Across the listing below, how many lines hold "name"? Reply with the number by itself.

[Records provided]
┏━━
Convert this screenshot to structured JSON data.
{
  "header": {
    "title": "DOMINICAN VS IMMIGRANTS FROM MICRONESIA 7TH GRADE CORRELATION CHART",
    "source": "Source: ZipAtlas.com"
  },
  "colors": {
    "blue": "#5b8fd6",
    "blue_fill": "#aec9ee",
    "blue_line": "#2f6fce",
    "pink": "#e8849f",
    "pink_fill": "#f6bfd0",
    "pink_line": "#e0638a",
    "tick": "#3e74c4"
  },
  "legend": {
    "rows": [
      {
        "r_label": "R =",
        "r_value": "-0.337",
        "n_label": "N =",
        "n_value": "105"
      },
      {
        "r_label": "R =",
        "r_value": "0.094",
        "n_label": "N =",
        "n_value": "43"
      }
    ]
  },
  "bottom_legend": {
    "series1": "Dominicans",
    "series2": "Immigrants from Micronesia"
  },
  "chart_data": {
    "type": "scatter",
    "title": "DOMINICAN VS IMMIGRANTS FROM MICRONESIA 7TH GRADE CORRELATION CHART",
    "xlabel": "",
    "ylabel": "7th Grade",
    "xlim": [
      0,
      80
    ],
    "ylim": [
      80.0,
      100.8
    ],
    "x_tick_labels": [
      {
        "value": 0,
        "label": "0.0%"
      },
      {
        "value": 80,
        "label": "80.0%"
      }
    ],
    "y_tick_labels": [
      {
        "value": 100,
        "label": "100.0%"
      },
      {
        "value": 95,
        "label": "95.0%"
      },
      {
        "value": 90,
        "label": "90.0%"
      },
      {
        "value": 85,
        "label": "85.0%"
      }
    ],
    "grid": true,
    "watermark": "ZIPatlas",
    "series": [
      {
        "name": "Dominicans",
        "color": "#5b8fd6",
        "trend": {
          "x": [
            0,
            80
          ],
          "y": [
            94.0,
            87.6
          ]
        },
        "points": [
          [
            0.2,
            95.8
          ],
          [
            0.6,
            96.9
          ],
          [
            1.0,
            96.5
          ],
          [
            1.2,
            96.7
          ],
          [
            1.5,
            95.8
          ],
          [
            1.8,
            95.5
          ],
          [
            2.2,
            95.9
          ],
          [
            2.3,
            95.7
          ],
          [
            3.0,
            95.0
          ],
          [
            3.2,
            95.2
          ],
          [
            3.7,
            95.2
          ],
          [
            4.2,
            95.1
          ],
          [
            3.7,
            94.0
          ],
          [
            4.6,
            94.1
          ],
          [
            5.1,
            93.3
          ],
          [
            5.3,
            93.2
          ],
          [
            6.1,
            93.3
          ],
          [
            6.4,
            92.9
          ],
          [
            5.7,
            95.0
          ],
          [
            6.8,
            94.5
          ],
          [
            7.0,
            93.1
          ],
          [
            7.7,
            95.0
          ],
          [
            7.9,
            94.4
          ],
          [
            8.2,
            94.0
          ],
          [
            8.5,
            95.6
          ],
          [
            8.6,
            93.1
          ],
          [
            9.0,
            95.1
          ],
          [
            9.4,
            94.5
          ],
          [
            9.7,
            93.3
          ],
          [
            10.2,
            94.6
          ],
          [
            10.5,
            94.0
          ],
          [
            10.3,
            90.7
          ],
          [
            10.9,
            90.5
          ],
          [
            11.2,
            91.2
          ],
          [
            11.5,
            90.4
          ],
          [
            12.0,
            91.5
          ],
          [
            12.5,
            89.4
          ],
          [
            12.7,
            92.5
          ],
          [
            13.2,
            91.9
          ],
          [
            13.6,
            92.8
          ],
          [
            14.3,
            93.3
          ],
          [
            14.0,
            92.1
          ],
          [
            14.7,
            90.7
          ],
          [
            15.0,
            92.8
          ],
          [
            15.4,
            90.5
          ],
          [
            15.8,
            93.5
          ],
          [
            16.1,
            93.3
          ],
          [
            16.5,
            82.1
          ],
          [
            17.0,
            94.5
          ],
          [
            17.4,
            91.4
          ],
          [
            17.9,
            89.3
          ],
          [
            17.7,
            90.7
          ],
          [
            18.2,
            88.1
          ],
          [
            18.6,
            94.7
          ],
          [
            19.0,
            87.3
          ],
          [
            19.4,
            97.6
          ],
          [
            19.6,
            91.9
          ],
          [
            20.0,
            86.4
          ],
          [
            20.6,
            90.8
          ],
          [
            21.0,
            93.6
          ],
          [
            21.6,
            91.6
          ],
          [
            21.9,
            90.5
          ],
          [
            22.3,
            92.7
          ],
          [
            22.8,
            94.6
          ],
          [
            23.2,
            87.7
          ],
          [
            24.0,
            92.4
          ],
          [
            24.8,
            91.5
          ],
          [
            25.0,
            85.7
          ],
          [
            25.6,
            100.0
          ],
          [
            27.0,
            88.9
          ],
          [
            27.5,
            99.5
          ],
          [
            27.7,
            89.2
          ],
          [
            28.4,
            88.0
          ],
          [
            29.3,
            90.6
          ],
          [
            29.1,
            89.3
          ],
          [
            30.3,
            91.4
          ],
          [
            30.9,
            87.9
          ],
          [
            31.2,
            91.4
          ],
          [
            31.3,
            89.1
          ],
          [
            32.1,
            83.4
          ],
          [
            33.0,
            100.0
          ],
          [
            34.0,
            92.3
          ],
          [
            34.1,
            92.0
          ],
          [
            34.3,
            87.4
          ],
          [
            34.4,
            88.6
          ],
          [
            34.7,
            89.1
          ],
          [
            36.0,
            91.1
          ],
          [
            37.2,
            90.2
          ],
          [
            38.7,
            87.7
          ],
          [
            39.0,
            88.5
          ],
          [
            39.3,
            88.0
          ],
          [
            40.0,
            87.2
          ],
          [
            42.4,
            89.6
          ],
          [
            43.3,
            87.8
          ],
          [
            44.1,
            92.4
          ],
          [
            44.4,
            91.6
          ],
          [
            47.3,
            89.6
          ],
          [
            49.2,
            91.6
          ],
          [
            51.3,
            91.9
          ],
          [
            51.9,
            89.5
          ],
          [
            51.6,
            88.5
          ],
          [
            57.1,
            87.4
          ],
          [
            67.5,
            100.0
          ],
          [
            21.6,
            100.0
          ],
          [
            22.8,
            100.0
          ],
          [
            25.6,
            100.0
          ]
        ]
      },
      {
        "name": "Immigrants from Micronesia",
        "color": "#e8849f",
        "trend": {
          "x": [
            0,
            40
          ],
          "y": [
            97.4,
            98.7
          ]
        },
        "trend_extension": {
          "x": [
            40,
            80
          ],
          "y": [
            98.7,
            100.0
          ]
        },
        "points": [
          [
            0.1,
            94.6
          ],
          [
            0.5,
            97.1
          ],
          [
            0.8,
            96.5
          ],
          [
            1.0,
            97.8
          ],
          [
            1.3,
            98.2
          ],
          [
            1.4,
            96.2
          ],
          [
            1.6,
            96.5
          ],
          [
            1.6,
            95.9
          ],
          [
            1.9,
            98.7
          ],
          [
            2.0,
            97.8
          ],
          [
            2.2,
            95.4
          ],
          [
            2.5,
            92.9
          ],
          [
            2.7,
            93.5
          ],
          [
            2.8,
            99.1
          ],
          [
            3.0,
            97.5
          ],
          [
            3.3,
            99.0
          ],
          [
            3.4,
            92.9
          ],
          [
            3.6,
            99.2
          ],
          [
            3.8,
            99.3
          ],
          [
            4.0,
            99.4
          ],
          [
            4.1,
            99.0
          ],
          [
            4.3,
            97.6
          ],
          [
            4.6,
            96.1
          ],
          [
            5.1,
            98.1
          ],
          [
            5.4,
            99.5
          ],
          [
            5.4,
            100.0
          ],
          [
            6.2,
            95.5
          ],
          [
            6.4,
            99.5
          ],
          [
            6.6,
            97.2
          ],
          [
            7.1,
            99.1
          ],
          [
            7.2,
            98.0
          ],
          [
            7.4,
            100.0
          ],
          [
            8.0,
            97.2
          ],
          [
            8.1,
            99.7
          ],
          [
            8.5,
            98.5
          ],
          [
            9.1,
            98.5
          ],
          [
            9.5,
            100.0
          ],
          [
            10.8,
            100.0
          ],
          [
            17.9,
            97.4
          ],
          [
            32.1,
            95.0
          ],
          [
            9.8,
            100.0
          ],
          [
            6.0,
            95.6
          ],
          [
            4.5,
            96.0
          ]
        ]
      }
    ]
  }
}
┗━━
[Written reply] 2